Material shown:
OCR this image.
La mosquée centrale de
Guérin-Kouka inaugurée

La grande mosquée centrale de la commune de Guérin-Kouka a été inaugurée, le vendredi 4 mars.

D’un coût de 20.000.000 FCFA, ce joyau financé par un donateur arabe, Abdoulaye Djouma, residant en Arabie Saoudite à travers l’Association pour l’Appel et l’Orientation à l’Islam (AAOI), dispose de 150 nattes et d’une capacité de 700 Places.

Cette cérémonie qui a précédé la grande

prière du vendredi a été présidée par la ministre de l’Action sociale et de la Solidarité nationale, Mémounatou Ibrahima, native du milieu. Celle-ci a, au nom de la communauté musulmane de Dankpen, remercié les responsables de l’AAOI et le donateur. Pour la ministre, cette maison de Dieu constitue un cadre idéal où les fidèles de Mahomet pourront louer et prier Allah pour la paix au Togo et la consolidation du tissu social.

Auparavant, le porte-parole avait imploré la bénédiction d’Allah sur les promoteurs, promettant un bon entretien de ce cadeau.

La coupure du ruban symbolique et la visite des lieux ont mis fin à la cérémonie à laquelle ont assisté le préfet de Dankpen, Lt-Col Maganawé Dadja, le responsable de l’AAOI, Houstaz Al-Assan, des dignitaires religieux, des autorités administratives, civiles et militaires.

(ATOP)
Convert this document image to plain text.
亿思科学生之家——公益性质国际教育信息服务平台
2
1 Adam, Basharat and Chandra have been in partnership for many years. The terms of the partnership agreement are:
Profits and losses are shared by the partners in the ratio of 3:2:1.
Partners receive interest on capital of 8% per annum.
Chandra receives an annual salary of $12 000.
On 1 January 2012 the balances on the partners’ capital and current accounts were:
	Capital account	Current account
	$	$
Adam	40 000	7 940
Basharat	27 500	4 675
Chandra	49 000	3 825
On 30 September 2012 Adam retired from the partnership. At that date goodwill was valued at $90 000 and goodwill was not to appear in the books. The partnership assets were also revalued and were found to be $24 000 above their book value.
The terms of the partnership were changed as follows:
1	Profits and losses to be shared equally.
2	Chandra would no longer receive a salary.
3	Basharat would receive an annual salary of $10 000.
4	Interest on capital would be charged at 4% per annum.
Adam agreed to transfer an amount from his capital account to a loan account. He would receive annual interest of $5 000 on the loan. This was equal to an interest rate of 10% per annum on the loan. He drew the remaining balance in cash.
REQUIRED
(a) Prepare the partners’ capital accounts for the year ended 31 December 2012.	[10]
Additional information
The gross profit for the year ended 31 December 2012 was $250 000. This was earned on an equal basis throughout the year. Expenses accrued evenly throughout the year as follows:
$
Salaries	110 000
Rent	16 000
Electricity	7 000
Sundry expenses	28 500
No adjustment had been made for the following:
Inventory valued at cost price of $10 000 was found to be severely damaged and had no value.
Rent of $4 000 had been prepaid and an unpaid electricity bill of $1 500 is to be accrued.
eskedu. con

Exercise instructions:
Nothing may be left out: return each entry exactly as it reads.

The answer:
OCR this image.
La mosquée centrale de
Guérin-Kouka inaugurée

La grande mosquée centrale de la commune de Guérin-Kouka a été inaugurée, le vendredi 4 mars.

D’un coût de 20.000.000 FCFA, ce joyau financé par un donateur arabe, Abdoulaye Djouma, residant en Arabie Saoudite à travers l’Association pour l’Appel et l’Orientation à l’Islam (AAOI), dispose de 150 nattes et d’une capacité de 700 Places.

Cette cérémonie qui a précédé la grande

prière du vendredi a été présidée par la ministre de l’Action sociale et de la Solidarité nationale, Mémounatou Ibrahima, native du milieu. Celle-ci a, au nom de la communauté musulmane de Dankpen, remercié les responsables de l’AAOI et le donateur. Pour la ministre, cette maison de Dieu constitue un cadre idéal où les fidèles de Mahomet pourront louer et prier Allah pour la paix au Togo et la consolidation du tissu social.

Auparavant, le porte-parole avait imploré la bénédiction d’Allah sur les promoteurs, promettant un bon entretien de ce cadeau.

La coupure du ruban symbolique et la visite des lieux ont mis fin à la cérémonie à laquelle ont assisté le préfet de Dankpen, Lt-Col Maganawé Dadja, le responsable de l’AAOI, Houstaz Al-Assan, des dignitaires religieux, des autorités administratives, civiles et militaires.

(ATOP)
Convert this document image to plain text.
亿思科学生之家——公益性质国际教育信息服务平台
2
1 Adam, Basharat and Chandra have been in partnership for many years. The terms of the partnership agreement are:
Profits and losses are shared by the partners in the ratio of 3:2:1.
Partners receive interest on capital of 8% per annum.
Chandra receives an annual salary of $12 000.
On 1 January 2012 the balances on the partners’ capital and current accounts were:
	Capital account	Current account
	$	$
Adam	40 000	7 940
Basharat	27 500	4 675
Chandra	49 000	3 825
On 30 September 2012 Adam retired from the partnership. At that date goodwill was valued at $90 000 and goodwill was not to appear in the books. The partnership assets were also revalued and were found to be $24 000 above their book value.
The terms of the partnership were changed as follows:
1	Profits and losses to be shared equally.
2	Chandra would no longer receive a salary.
3	Basharat would receive an annual salary of $10 000.
4	Interest on capital would be charged at 4% per annum.
Adam agreed to transfer an amount from his capital account to a loan account. He would receive annual interest of $5 000 on the loan. This was equal to an interest rate of 10% per annum on the loan. He drew the remaining balance in cash.
REQUIRED
(a) Prepare the partners’ capital accounts for the year ended 31 December 2012.	[10]
Additional information
The gross profit for the year ended 31 December 2012 was $250 000. This was earned on an equal basis throughout the year. Expenses accrued evenly throughout the year as follows:
$
Salaries	110 000
Rent	16 000
Electricity	7 000
Sundry expenses	28 500
No adjustment had been made for the following:
Inventory valued at cost price of $10 000 was found to be severely damaged and had no value.
Rent of $4 000 had been prepaid and an unpaid electricity bill of $1 500 is to be accrued.
eskedu. con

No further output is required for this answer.